TASK BRIEF:
Output each entry below as it stands, leaving out every picture.

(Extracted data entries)
= = =
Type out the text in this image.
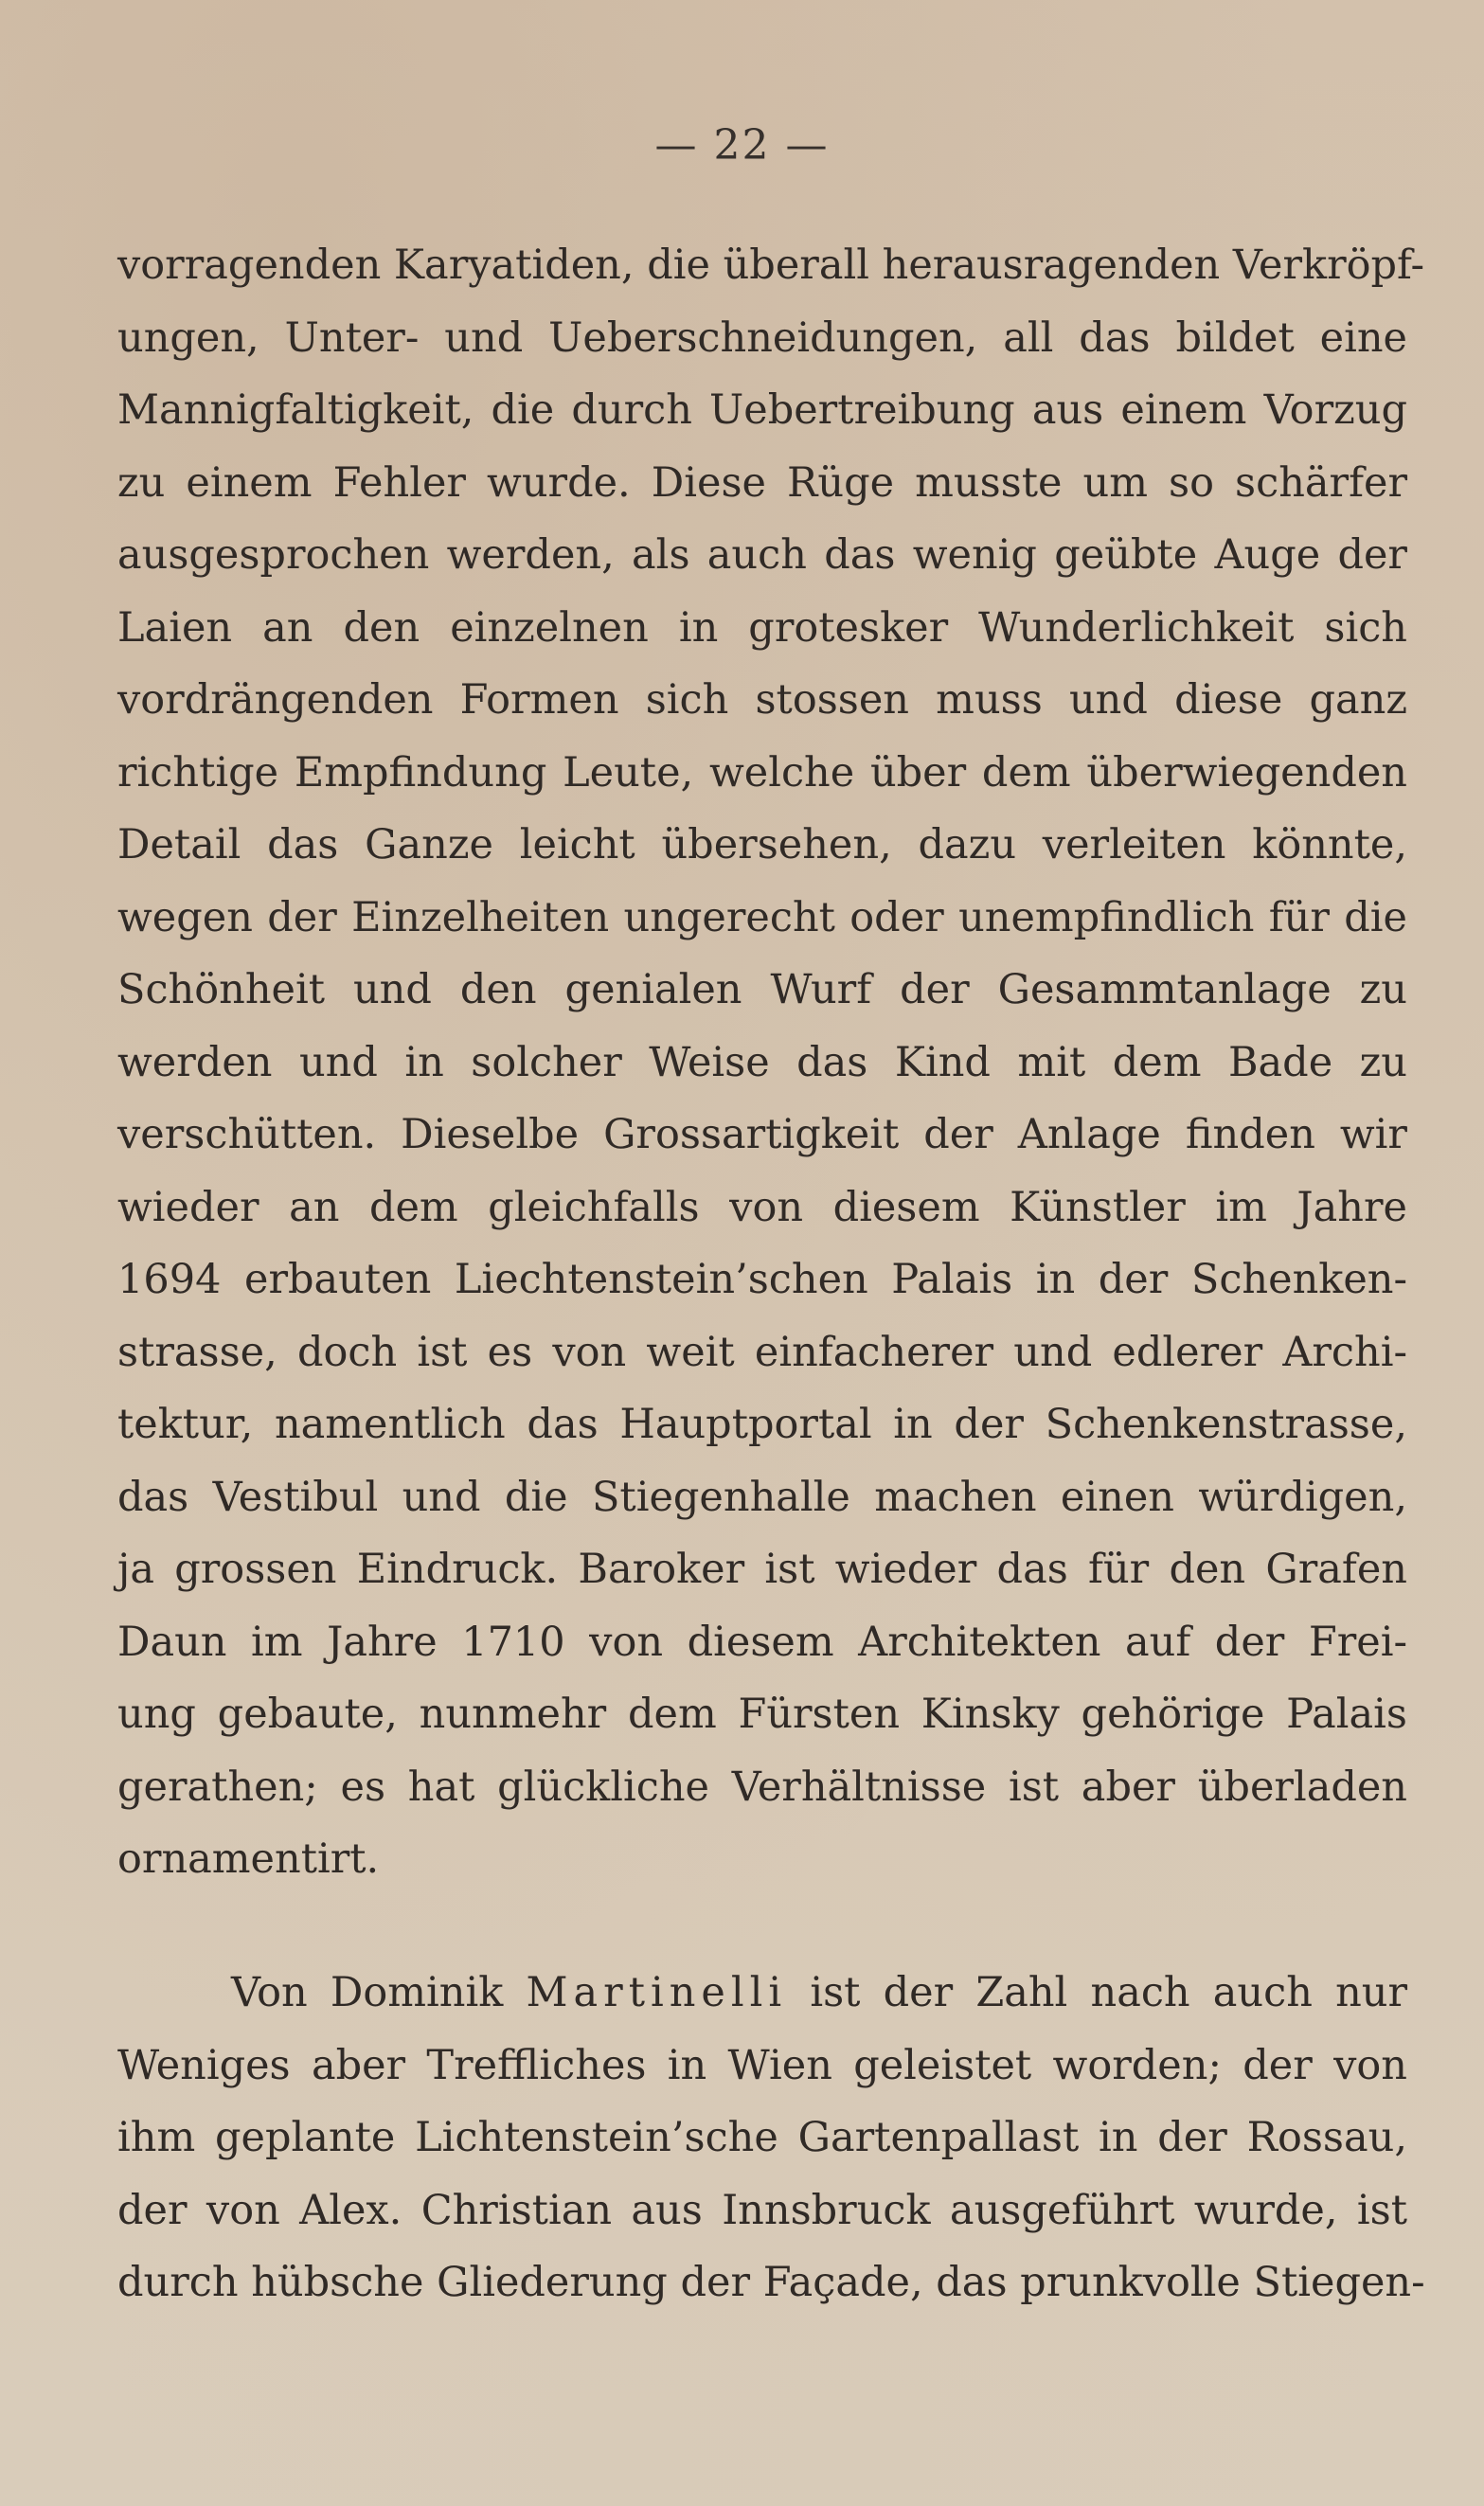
— 22 —
vorragenden Karyatiden, die überall herausragenden Verkröpf-
ungen, Unter- und Ueberschneidungen, all das bildet eine
Mannigfaltigkeit, die durch Uebertreibung aus einem Vorzug
zu einem Fehler wurde. Diese Rüge musste um so schärfer
ausgesprochen werden, als auch das wenig geübte Auge der
Laien an den einzelnen in grotesker Wunderlichkeit sich
vordrängenden Formen sich stossen muss und diese ganz
richtige Empfindung Leute, welche über dem überwiegenden
Detail das Ganze leicht übersehen, dazu verleiten könnte,
wegen der Einzelheiten ungerecht oder unempfindlich für die
Schönheit und den genialen Wurf der Gesammtanlage zu
werden und in solcher Weise das Kind mit dem Bade zu
verschütten. Dieselbe Grossartigkeit der Anlage finden wir
wieder an dem gleichfalls von diesem Künstler im Jahre
1694 erbauten Liechtenstein’schen Palais in der Schenken-
strasse, doch ist es von weit einfacherer und edlerer Archi-
tektur, namentlich das Hauptportal in der Schenkenstrasse,
das Vestibul und die Stiegenhalle machen einen würdigen,
ja grossen Eindruck. Baroker ist wieder das für den Grafen
Daun im Jahre 1710 von diesem Architekten auf der Frei-
ung gebaute, nunmehr dem Fürsten Kinsky gehörige Palais
gerathen; es hat glückliche Verhältnisse ist aber überladen
ornamentirt.
Von Dominik Martinelli ist der Zahl nach auch nur
Weniges aber Treffliches in Wien geleistet worden; der von
ihm geplante Lichtenstein’sche Gartenpallast in der Rossau,
der von Alex. Christian aus Innsbruck ausgeführt wurde, ist
durch hübsche Gliederung der Façade, das prunkvolle Stiegen-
= = =
THE REPLY:
Type out the text in this image.
— 22 —
vorragenden Karyatiden, die überall herausragenden Verkröpf-
ungen, Unter- und Ueberschneidungen, all das bildet eine
Mannigfaltigkeit, die durch Uebertreibung aus einem Vorzug
zu einem Fehler wurde. Diese Rüge musste um so schärfer
ausgesprochen werden, als auch das wenig geübte Auge der
Laien an den einzelnen in grotesker Wunderlichkeit sich
vordrängenden Formen sich stossen muss und diese ganz
richtige Empfindung Leute, welche über dem überwiegenden
Detail das Ganze leicht übersehen, dazu verleiten könnte,
wegen der Einzelheiten ungerecht oder unempfindlich für die
Schönheit und den genialen Wurf der Gesammtanlage zu
werden und in solcher Weise das Kind mit dem Bade zu
verschütten. Dieselbe Grossartigkeit der Anlage finden wir
wieder an dem gleichfalls von diesem Künstler im Jahre
1694 erbauten Liechtenstein’schen Palais in der Schenken-
strasse, doch ist es von weit einfacherer und edlerer Archi-
tektur, namentlich das Hauptportal in der Schenkenstrasse,
das Vestibul und die Stiegenhalle machen einen würdigen,
ja grossen Eindruck. Baroker ist wieder das für den Grafen
Daun im Jahre 1710 von diesem Architekten auf der Frei-
ung gebaute, nunmehr dem Fürsten Kinsky gehörige Palais
gerathen; es hat glückliche Verhältnisse ist aber überladen
ornamentirt.
Von Dominik Martinelli ist der Zahl nach auch nur
Weniges aber Treffliches in Wien geleistet worden; der von
ihm geplante Lichtenstein’sche Gartenpallast in der Rossau,
der von Alex. Christian aus Innsbruck ausgeführt wurde, ist
durch hübsche Gliederung der Façade, das prunkvolle Stiegen-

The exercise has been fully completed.